[Stored items]
• • • •
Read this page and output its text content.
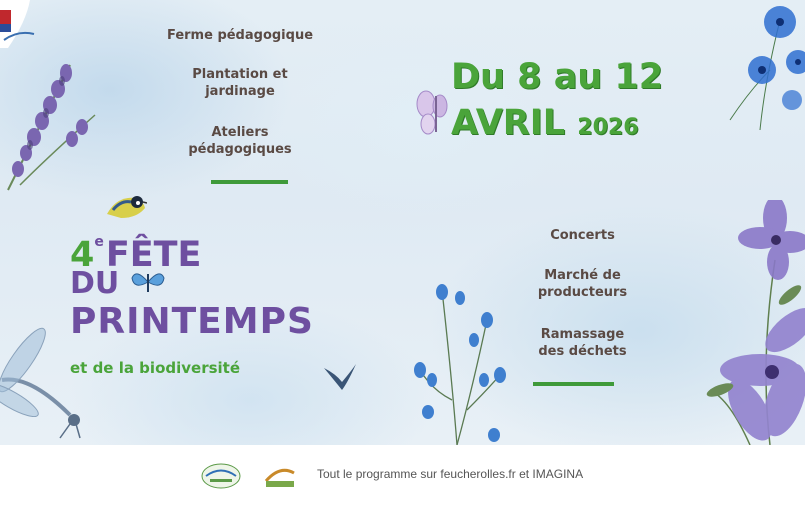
Ferme pédagogique
Plantation et
jardinage
Ateliers
pédagogiques
Du 8 au 12
AVRIL 2026
4eFÊTE
DU
PRINTEMPS
et de la biodiversité
Concerts
Marché de
producteurs
Ramassage
des déchets
Tout le programme sur feucherolles.fr et IMAGINA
• • • •
What is asked -> Without the pictures, repeat the listing above exactly.

Result ->
Read this page and output its text content.
Ferme pédagogique
Plantation et
jardinage
Ateliers
pédagogiques
Du 8 au 12
AVRIL 2026
4eFÊTE
DU
PRINTEMPS
et de la biodiversité
Concerts
Marché de
producteurs
Ramassage
des déchets
Tout le programme sur feucherolles.fr et IMAGINA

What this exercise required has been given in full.